==== DATA FOR PROCESSING
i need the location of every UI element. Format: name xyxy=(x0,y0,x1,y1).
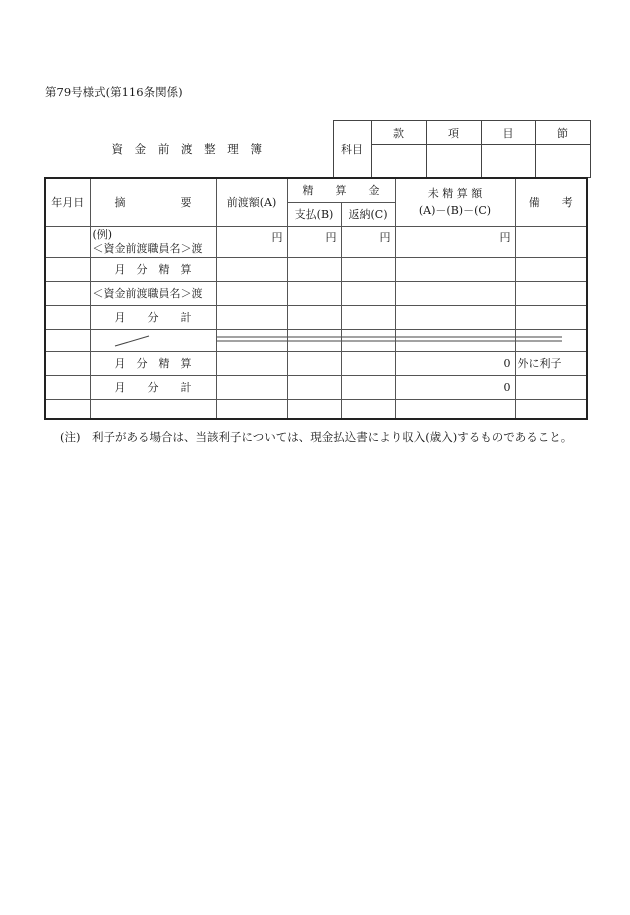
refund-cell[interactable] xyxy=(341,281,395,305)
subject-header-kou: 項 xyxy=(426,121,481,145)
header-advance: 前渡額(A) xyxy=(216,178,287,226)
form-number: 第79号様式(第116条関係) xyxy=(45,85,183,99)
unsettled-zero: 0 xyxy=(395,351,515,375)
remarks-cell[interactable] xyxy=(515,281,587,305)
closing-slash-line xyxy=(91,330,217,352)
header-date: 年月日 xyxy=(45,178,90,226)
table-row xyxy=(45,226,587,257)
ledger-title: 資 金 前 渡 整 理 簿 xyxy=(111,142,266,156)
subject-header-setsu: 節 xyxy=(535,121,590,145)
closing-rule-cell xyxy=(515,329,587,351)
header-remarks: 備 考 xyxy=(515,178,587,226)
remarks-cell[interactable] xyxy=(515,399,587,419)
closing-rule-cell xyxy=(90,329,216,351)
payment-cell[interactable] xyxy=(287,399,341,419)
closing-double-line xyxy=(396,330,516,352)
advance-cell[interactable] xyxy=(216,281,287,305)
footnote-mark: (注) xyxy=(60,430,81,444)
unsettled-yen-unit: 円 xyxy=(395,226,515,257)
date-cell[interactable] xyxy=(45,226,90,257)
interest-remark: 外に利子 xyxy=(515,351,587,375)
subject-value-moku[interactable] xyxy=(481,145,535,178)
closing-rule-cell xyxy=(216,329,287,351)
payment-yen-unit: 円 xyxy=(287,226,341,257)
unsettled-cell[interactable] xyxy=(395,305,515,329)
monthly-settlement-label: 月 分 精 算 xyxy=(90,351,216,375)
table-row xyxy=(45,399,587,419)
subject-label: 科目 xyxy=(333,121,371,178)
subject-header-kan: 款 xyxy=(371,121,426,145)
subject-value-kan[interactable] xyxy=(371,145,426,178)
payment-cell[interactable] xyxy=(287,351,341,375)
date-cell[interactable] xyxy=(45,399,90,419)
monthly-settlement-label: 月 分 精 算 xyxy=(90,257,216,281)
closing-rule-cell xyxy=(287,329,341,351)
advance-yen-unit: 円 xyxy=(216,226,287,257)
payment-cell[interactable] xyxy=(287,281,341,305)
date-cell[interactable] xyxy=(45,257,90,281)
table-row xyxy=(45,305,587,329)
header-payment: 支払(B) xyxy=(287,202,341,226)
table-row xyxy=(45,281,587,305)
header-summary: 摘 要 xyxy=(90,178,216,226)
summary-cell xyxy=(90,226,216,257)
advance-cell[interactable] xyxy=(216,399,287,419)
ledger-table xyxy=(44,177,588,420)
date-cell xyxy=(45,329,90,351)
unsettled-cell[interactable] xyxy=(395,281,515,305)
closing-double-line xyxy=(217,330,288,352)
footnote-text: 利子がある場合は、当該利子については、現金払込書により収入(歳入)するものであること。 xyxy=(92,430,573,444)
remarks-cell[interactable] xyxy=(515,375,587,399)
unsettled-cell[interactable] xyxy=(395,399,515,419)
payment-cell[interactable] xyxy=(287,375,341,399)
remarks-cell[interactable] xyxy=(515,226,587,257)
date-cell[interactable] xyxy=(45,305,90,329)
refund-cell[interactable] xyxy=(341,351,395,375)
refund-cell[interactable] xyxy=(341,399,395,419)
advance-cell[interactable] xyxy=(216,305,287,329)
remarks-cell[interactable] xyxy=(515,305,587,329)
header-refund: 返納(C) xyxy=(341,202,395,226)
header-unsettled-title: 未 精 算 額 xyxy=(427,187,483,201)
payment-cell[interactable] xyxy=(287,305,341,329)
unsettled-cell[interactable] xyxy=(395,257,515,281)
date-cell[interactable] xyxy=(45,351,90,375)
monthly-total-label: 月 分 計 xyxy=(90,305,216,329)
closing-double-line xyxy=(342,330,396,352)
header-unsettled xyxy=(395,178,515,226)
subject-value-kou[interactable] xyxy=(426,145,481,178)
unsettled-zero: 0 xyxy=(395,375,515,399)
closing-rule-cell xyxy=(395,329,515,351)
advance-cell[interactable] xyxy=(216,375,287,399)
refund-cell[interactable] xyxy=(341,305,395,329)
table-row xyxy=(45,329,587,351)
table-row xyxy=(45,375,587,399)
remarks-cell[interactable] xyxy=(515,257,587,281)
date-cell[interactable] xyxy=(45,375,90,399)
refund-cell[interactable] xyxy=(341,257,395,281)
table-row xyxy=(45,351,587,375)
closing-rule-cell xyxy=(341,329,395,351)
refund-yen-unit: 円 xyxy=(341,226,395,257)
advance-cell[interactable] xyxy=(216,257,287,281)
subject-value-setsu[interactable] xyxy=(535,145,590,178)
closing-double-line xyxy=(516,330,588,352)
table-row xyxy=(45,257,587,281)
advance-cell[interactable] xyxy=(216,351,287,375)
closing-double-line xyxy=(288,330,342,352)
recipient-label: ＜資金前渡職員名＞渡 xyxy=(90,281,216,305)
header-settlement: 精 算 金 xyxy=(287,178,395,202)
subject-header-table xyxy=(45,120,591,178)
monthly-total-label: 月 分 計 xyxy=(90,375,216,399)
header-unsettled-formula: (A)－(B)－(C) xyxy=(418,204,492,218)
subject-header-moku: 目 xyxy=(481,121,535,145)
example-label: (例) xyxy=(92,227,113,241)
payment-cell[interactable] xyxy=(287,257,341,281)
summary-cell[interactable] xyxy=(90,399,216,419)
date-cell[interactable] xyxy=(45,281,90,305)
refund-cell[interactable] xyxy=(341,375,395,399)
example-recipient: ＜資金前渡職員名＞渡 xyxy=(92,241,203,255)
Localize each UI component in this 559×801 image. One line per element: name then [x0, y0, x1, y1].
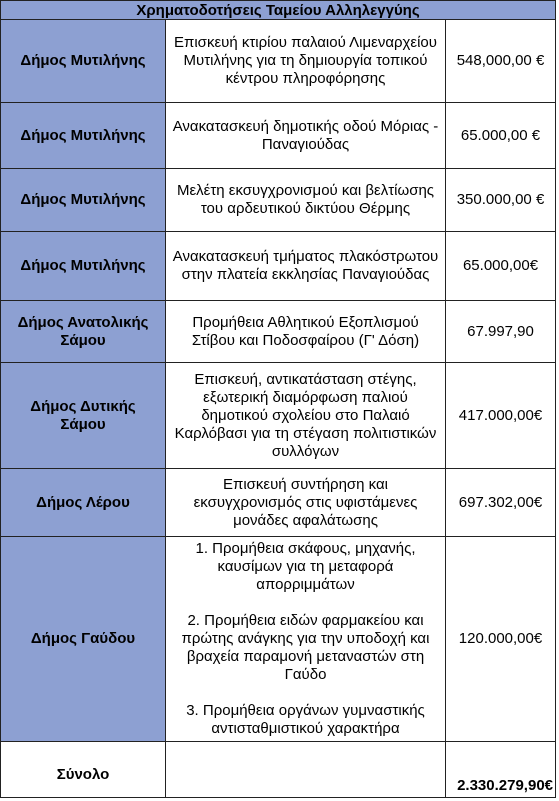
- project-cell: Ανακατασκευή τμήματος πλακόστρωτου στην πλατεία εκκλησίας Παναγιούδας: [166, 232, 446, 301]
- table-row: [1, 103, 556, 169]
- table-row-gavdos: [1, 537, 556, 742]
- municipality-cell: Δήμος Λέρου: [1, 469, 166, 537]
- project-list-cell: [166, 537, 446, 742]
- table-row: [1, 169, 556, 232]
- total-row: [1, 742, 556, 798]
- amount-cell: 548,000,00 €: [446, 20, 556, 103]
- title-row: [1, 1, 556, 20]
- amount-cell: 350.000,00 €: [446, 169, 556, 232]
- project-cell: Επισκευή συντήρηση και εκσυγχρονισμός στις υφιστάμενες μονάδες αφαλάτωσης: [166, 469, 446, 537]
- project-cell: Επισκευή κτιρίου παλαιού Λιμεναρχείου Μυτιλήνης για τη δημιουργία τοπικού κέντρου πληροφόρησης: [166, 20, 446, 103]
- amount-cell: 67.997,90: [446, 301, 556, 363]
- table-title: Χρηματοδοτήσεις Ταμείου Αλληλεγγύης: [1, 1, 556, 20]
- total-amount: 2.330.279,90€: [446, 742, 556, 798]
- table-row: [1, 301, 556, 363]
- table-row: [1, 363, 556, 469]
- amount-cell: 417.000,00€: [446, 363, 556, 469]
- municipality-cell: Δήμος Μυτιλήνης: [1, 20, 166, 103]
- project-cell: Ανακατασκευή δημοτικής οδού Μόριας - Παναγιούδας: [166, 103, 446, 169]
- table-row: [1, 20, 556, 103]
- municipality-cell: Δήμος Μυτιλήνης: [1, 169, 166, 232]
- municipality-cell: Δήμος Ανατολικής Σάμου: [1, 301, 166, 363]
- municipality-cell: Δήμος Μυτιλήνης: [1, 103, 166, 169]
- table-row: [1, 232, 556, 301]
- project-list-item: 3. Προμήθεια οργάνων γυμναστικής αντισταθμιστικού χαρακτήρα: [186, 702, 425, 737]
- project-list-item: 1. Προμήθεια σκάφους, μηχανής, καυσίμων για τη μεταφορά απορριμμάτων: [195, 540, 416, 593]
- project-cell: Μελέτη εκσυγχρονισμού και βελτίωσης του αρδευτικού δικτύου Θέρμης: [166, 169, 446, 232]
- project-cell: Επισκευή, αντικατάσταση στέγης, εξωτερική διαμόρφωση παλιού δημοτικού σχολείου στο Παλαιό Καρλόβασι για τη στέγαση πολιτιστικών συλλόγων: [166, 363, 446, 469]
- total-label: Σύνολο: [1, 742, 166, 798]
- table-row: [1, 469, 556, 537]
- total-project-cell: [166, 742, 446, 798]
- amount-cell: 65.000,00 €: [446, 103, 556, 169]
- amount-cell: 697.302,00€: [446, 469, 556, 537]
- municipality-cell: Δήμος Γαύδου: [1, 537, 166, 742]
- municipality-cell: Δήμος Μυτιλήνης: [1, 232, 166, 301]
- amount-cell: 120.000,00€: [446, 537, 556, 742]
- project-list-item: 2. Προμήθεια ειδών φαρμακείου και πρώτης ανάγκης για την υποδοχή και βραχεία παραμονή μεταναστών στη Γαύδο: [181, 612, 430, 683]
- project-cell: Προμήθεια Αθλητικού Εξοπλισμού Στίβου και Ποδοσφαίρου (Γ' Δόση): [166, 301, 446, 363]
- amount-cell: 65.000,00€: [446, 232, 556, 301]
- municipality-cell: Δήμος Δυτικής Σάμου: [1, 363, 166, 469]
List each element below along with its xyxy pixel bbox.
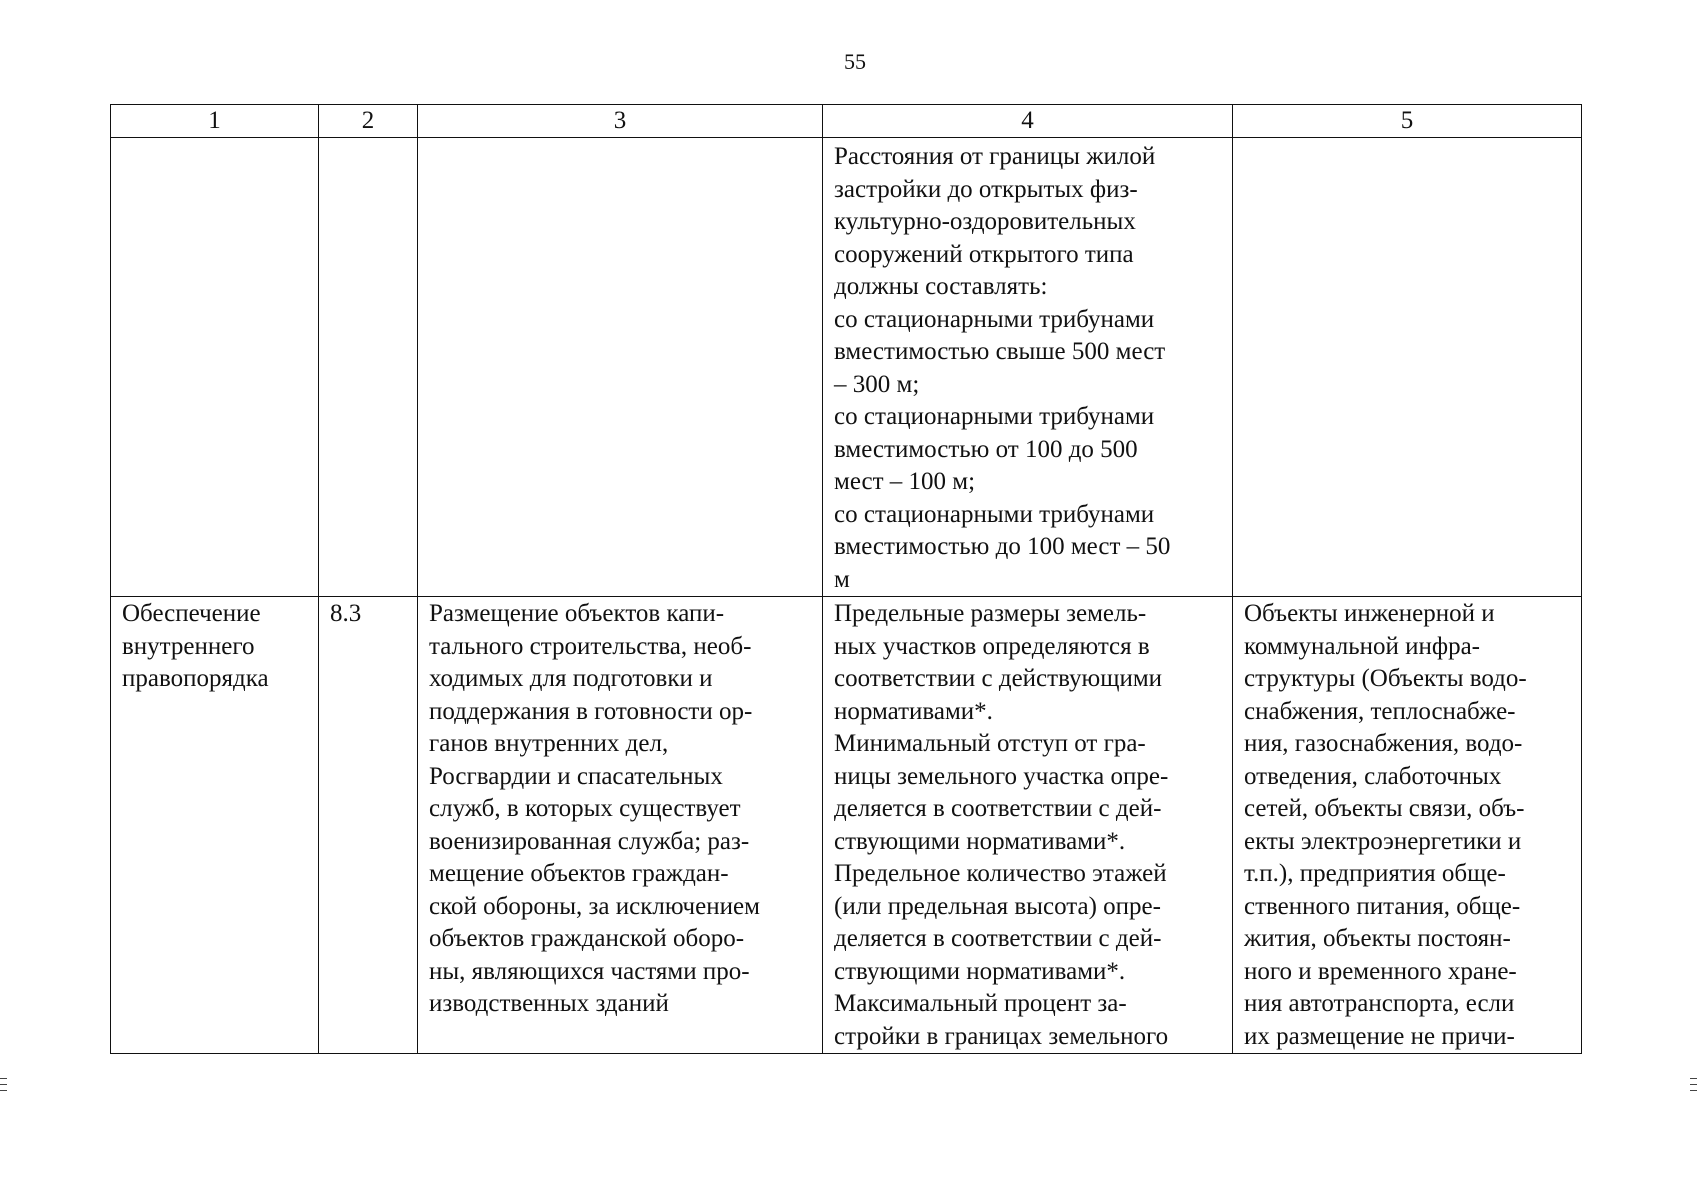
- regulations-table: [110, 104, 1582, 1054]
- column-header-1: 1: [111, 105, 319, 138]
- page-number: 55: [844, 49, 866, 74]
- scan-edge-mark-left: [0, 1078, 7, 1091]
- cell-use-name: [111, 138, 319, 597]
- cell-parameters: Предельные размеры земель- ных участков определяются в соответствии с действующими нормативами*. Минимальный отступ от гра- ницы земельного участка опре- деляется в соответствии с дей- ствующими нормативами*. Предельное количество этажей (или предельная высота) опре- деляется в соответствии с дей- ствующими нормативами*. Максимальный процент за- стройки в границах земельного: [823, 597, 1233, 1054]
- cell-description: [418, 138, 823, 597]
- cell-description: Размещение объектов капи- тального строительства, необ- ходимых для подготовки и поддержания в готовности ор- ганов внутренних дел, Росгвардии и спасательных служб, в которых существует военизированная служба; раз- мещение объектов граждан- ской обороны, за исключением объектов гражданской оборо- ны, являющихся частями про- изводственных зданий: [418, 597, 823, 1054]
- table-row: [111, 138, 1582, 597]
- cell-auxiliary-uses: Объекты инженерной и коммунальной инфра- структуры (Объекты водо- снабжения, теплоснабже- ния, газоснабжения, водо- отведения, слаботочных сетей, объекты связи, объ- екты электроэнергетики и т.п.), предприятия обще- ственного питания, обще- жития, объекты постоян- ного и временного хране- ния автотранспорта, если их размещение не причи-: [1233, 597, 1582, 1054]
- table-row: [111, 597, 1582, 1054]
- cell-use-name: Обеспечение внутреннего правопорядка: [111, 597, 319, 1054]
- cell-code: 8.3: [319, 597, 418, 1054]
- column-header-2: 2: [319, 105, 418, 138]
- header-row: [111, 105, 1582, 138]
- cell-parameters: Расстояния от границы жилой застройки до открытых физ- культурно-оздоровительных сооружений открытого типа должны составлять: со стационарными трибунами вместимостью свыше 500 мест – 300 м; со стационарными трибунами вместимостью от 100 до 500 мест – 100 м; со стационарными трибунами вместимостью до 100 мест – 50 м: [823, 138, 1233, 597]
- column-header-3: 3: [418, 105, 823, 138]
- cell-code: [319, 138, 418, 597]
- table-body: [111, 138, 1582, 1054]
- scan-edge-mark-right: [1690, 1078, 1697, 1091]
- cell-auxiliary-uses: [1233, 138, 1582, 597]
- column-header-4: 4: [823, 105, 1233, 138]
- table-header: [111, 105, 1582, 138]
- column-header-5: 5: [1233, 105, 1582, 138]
========
Could you repeat the data lines from the one containing "- regulations-table: [110, 104, 1582, 1054]" through the one containing "- cell-description: [418, 138, 823, 597]", swapping "page-number" for "page-label" and keeping everything else the same?

- regulations-table: [110, 104, 1582, 1054]
- column-header-1: 1: [111, 105, 319, 138]
- page-label: 55: [844, 49, 866, 74]
- scan-edge-mark-left: [0, 1078, 7, 1091]
- cell-use-name: [111, 138, 319, 597]
- cell-parameters: Предельные размеры земель- ных участков определяются в соответствии с действующими нормативами*. Минимальный отступ от гра- ницы земельного участка опре- деляется в соответствии с дей- ствующими нормативами*. Предельное количество этажей (или предельная высота) опре- деляется в соответствии с дей- ствующими нормативами*. Максимальный процент за- стройки в границах земельного: [823, 597, 1233, 1054]
- cell-description: [418, 138, 823, 597]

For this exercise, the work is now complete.